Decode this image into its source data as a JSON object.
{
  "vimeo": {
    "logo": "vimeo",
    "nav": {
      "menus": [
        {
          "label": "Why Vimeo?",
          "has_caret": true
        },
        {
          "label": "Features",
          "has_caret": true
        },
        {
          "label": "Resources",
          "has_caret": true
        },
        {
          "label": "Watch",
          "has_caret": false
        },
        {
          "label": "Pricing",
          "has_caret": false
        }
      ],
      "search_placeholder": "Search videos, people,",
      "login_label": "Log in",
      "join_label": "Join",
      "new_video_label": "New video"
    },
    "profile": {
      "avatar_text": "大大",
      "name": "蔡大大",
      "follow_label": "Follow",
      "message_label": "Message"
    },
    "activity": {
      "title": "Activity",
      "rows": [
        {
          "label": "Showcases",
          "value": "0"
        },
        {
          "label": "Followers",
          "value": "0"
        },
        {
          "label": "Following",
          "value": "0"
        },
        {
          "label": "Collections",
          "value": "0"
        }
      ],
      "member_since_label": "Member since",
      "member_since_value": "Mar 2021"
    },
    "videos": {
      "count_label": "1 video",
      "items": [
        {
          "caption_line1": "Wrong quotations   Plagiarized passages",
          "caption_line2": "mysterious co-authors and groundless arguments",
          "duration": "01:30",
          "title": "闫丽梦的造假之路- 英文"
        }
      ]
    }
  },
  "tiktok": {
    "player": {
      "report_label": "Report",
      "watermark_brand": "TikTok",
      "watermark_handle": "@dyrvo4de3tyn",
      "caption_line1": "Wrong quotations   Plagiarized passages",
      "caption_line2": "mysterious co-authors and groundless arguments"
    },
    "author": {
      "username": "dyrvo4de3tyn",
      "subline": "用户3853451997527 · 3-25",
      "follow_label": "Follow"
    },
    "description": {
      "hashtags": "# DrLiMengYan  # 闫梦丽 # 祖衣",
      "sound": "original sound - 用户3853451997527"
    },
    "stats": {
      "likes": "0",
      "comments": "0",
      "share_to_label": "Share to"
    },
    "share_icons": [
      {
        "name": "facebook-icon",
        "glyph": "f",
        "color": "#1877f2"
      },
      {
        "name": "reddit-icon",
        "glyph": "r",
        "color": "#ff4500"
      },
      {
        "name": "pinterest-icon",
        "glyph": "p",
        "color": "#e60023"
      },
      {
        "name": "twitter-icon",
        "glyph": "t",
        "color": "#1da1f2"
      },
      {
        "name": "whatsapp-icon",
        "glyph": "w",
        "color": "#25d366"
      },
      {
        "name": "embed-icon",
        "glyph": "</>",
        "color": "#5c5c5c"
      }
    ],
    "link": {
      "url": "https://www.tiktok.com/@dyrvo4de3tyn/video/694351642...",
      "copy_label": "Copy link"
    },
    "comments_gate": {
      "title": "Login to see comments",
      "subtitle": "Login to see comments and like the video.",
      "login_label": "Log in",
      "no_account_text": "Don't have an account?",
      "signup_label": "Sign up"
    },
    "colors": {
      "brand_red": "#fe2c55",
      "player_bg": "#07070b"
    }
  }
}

■ ■ ■ ■ ■ ■ ■

* **TASK**:
Copy out each line of the records that holds the string "authors".

* **WORKED ANSWER**:
          "caption_line2": "mysterious co-authors and groundless arguments",
      "caption_line2": "mysterious co-authors and groundless arguments"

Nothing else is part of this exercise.